Work to complete -> Reproduce the records below in full and word for word, excluding pictures.

>> Begin Data section

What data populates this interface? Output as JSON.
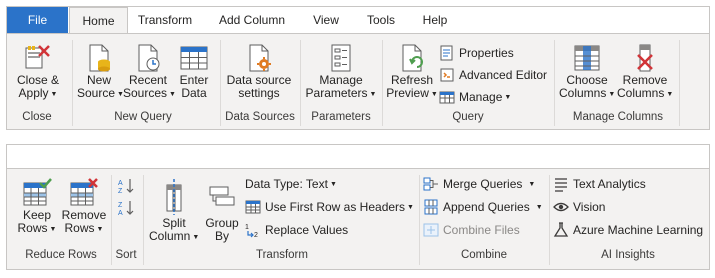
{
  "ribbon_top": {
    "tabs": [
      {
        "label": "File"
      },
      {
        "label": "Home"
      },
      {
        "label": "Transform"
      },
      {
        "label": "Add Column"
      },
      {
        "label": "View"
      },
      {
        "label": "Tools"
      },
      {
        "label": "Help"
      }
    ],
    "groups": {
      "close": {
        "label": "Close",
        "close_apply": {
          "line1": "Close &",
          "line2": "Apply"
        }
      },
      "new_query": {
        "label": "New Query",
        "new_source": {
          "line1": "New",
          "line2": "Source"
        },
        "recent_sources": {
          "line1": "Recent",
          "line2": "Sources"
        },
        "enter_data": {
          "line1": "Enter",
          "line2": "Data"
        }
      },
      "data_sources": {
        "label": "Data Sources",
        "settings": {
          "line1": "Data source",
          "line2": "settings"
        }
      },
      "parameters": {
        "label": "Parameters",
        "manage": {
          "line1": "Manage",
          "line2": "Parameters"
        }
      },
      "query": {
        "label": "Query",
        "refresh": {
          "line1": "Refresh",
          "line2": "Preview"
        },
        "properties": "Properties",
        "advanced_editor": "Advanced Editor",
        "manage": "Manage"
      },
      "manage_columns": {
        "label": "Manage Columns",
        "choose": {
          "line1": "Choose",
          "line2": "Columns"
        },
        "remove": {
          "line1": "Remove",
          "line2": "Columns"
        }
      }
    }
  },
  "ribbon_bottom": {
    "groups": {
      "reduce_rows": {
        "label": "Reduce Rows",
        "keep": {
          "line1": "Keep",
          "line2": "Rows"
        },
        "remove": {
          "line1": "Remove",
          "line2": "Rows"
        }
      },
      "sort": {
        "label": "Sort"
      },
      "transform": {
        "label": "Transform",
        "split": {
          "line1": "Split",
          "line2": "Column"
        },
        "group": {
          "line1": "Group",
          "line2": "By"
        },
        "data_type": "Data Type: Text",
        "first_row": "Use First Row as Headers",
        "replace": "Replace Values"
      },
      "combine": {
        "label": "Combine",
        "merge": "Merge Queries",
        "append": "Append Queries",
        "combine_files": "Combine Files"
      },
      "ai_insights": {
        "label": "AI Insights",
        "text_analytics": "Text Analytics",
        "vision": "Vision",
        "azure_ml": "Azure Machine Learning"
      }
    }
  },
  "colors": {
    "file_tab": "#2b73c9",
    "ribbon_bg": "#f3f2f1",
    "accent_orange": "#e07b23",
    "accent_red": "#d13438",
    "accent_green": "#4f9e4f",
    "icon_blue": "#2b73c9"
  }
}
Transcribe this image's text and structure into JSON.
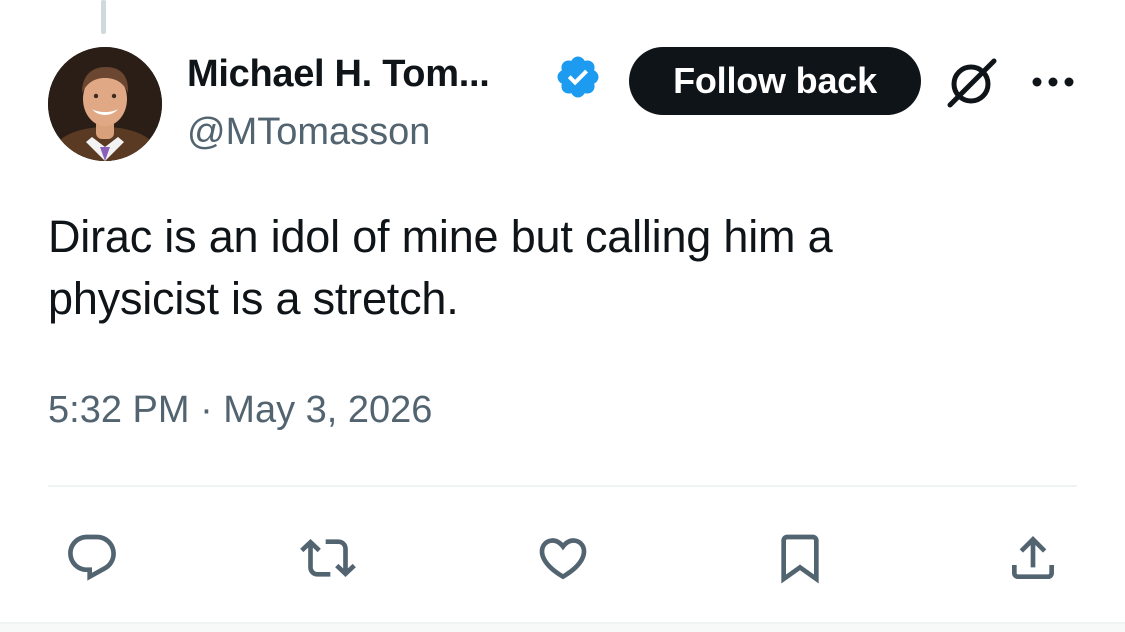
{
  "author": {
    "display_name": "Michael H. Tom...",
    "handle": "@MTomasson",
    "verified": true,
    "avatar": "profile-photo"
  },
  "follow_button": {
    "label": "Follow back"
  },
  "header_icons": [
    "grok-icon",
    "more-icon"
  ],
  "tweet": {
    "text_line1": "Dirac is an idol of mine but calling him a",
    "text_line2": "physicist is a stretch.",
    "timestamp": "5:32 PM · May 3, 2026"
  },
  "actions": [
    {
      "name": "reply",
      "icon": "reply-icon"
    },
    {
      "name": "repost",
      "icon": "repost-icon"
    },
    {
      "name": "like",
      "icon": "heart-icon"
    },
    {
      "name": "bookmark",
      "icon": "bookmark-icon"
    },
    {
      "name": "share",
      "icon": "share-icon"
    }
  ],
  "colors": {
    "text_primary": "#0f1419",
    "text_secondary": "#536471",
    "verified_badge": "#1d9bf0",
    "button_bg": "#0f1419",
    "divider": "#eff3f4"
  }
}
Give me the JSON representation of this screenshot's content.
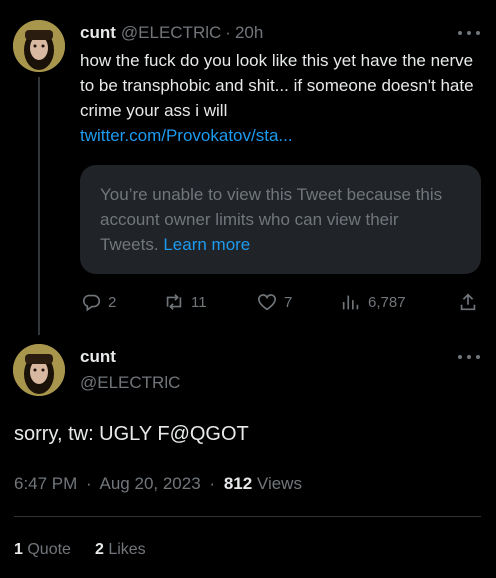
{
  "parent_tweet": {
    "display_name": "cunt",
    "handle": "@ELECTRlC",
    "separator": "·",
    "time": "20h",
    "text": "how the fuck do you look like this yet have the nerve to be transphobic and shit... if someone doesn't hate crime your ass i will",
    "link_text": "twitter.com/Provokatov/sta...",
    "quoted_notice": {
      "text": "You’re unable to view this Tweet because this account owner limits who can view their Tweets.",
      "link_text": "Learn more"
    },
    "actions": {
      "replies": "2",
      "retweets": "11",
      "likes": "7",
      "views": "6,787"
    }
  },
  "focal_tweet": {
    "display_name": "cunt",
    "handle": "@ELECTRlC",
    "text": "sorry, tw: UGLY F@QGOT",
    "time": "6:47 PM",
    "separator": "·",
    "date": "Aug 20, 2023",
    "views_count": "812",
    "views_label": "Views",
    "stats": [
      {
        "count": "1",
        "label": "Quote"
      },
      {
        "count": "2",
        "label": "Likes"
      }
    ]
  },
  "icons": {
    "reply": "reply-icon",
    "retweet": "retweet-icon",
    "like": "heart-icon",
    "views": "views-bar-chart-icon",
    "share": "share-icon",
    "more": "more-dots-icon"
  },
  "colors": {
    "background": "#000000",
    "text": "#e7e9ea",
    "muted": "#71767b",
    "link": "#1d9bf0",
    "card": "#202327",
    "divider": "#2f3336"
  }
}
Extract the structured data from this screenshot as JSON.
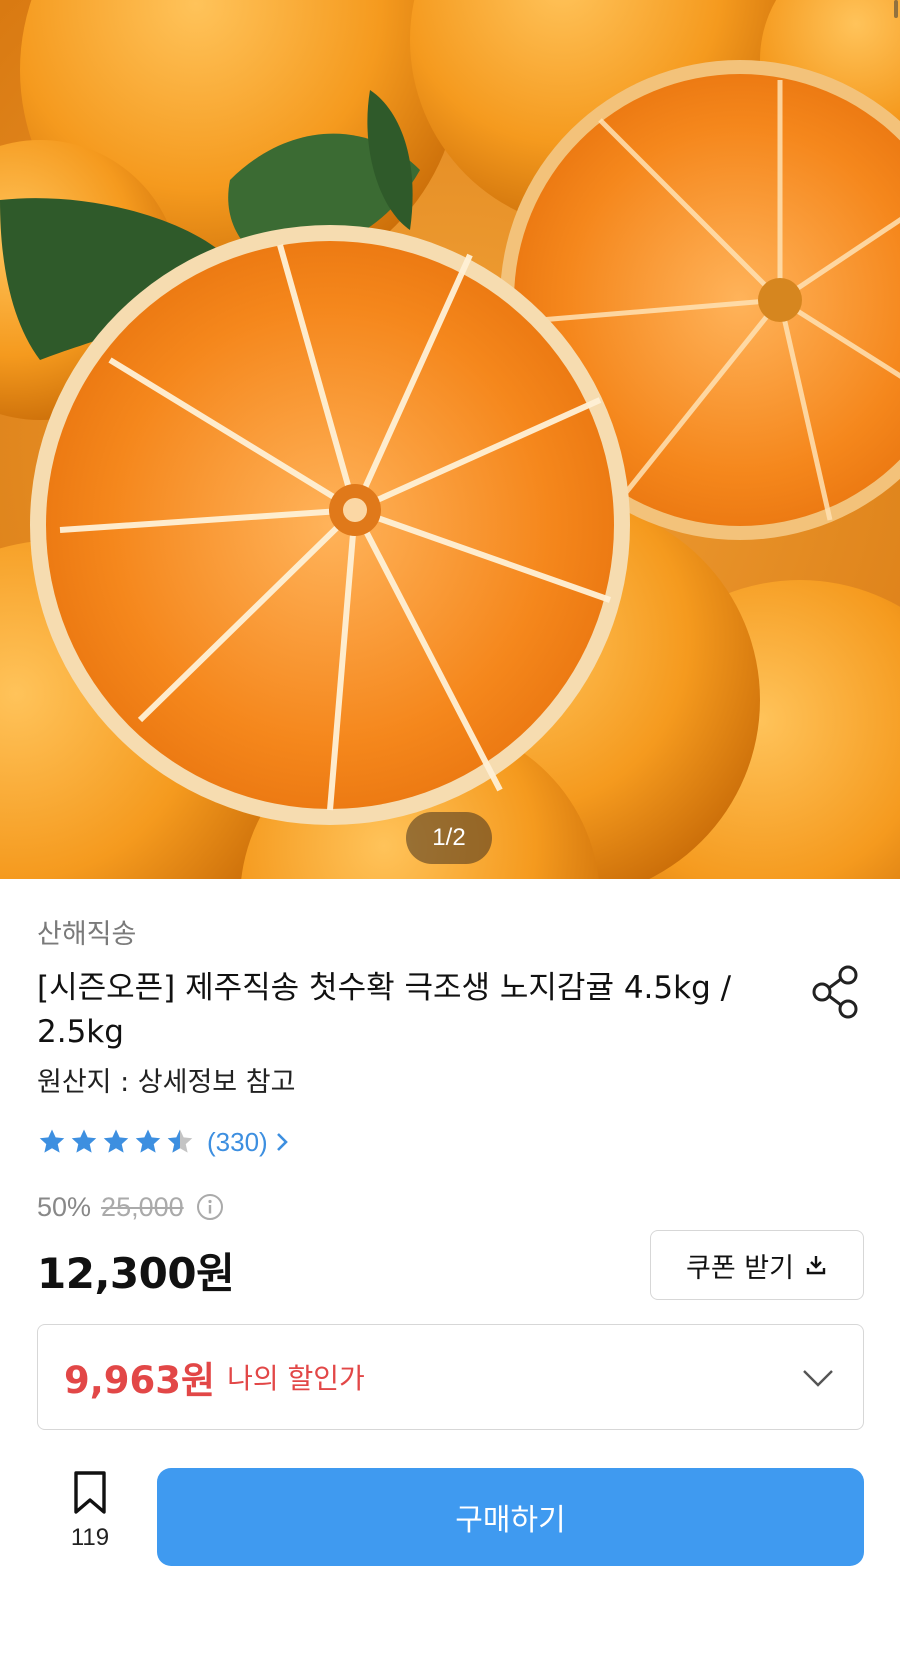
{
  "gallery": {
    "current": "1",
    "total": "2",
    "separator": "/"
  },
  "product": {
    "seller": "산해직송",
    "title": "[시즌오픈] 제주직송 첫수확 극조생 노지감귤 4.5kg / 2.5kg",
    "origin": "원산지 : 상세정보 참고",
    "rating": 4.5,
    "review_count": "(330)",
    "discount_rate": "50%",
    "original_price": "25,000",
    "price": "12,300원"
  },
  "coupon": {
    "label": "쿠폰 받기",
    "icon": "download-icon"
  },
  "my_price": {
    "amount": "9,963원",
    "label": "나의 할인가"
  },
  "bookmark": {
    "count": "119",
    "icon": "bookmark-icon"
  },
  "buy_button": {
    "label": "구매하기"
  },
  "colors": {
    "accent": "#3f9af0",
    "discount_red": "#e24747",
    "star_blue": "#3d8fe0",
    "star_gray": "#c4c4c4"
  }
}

>> End Data section

Exercise output ->
What data populates this interface? Output as JSON.
{
  "ribbon_top": {
    "tabs": [
      {
        "label": "File"
      },
      {
        "label": "Home"
      },
      {
        "label": "Transform"
      },
      {
        "label": "Add Column"
      },
      {
        "label": "View"
      },
      {
        "label": "Tools"
      },
      {
        "label": "Help"
      }
    ],
    "groups": {
      "close": {
        "label": "Close",
        "close_apply": {
          "line1": "Close &",
          "line2": "Apply"
        }
      },
      "new_query": {
        "label": "New Query",
        "new_source": {
          "line1": "New",
          "line2": "Source"
        },
        "recent_sources": {
          "line1": "Recent",
          "line2": "Sources"
        },
        "enter_data": {
          "line1": "Enter",
          "line2": "Data"
        }
      },
      "data_sources": {
        "label": "Data Sources",
        "settings": {
          "line1": "Data source",
          "line2": "settings"
        }
      },
      "parameters": {
        "label": "Parameters",
        "manage": {
          "line1": "Manage",
          "line2": "Parameters"
        }
      },
      "query": {
        "label": "Query",
        "refresh": {
          "line1": "Refresh",
          "line2": "Preview"
        },
        "properties": "Properties",
        "advanced_editor": "Advanced Editor",
        "manage": "Manage"
      },
      "manage_columns": {
        "label": "Manage Columns",
        "choose": {
          "line1": "Choose",
          "line2": "Columns"
        },
        "remove": {
          "line1": "Remove",
          "line2": "Columns"
        }
      }
    }
  },
  "ribbon_bottom": {
    "groups": {
      "reduce_rows": {
        "label": "Reduce Rows",
        "keep": {
          "line1": "Keep",
          "line2": "Rows"
        },
        "remove": {
          "line1": "Remove",
          "line2": "Rows"
        }
      },
      "sort": {
        "label": "Sort"
      },
      "transform": {
        "label": "Transform",
        "split": {
          "line1": "Split",
          "line2": "Column"
        },
        "group": {
          "line1": "Group",
          "line2": "By"
        },
        "data_type": "Data Type: Text",
        "first_row": "Use First Row as Headers",
        "replace": "Replace Values"
      },
      "combine": {
        "label": "Combine",
        "merge": "Merge Queries",
        "append": "Append Queries",
        "combine_files": "Combine Files"
      },
      "ai_insights": {
        "label": "AI Insights",
        "text_analytics": "Text Analytics",
        "vision": "Vision",
        "azure_ml": "Azure Machine Learning"
      }
    }
  },
  "colors": {
    "file_tab": "#2b73c9",
    "ribbon_bg": "#f3f2f1",
    "accent_orange": "#e07b23",
    "accent_red": "#d13438",
    "accent_green": "#4f9e4f",
    "icon_blue": "#2b73c9"
  }
}
Transcribe this image's text and structure into JSON.
{
  "author": {
    "display_name": "Michael H. Tom...",
    "handle": "@MTomasson",
    "verified": true,
    "avatar": "profile-photo"
  },
  "follow_button": {
    "label": "Follow back"
  },
  "header_icons": [
    "grok-icon",
    "more-icon"
  ],
  "tweet": {
    "text_line1": "Dirac is an idol of mine but calling him a",
    "text_line2": "physicist is a stretch.",
    "timestamp": "5:32 PM · May 3, 2026"
  },
  "actions": [
    {
      "name": "reply",
      "icon": "reply-icon"
    },
    {
      "name": "repost",
      "icon": "repost-icon"
    },
    {
      "name": "like",
      "icon": "heart-icon"
    },
    {
      "name": "bookmark",
      "icon": "bookmark-icon"
    },
    {
      "name": "share",
      "icon": "share-icon"
    }
  ],
  "colors": {
    "text_primary": "#0f1419",
    "text_secondary": "#536471",
    "verified_badge": "#1d9bf0",
    "button_bg": "#0f1419",
    "divider": "#eff3f4"
  }
}
Give me the JSON representation of this screenshot's content.
{
  "parent_tweet": {
    "display_name": "cunt",
    "handle": "@ELECTRlC",
    "separator": "·",
    "time": "20h",
    "text": "how the fuck do you look like this yet have the nerve to be transphobic and shit... if someone doesn't hate crime your ass i will",
    "link_text": "twitter.com/Provokatov/sta...",
    "quoted_notice": {
      "text": "You’re unable to view this Tweet because this account owner limits who can view their Tweets.",
      "link_text": "Learn more"
    },
    "actions": {
      "replies": "2",
      "retweets": "11",
      "likes": "7",
      "views": "6,787"
    }
  },
  "focal_tweet": {
    "display_name": "cunt",
    "handle": "@ELECTRlC",
    "text": "sorry, tw: UGLY F@QGOT",
    "time": "6:47 PM",
    "separator": "·",
    "date": "Aug 20, 2023",
    "views_count": "812",
    "views_label": "Views",
    "stats": [
      {
        "count": "1",
        "label": "Quote"
      },
      {
        "count": "2",
        "label": "Likes"
      }
    ]
  },
  "icons": {
    "reply": "reply-icon",
    "retweet": "retweet-icon",
    "like": "heart-icon",
    "views": "views-bar-chart-icon",
    "share": "share-icon",
    "more": "more-dots-icon"
  },
  "colors": {
    "background": "#000000",
    "text": "#e7e9ea",
    "muted": "#71767b",
    "link": "#1d9bf0",
    "card": "#202327",
    "divider": "#2f3336"
  }
}
Extract the structured data from this screenshot as JSON.
{
  "gallery": {
    "current": "1",
    "total": "2",
    "separator": "/"
  },
  "product": {
    "seller": "산해직송",
    "title": "[시즌오픈] 제주직송 첫수확 극조생 노지감귤 4.5kg / 2.5kg",
    "origin": "원산지 : 상세정보 참고",
    "rating": 4.5,
    "review_count": "(330)",
    "discount_rate": "50%",
    "original_price": "25,000",
    "price": "12,300원"
  },
  "coupon": {
    "label": "쿠폰 받기",
    "icon": "download-icon"
  },
  "my_price": {
    "amount": "9,963원",
    "label": "나의 할인가"
  },
  "bookmark": {
    "count": "119",
    "icon": "bookmark-icon"
  },
  "buy_button": {
    "label": "구매하기"
  },
  "colors": {
    "accent": "#3f9af0",
    "discount_red": "#e24747",
    "star_blue": "#3d8fe0",
    "star_gray": "#c4c4c4"
  }
}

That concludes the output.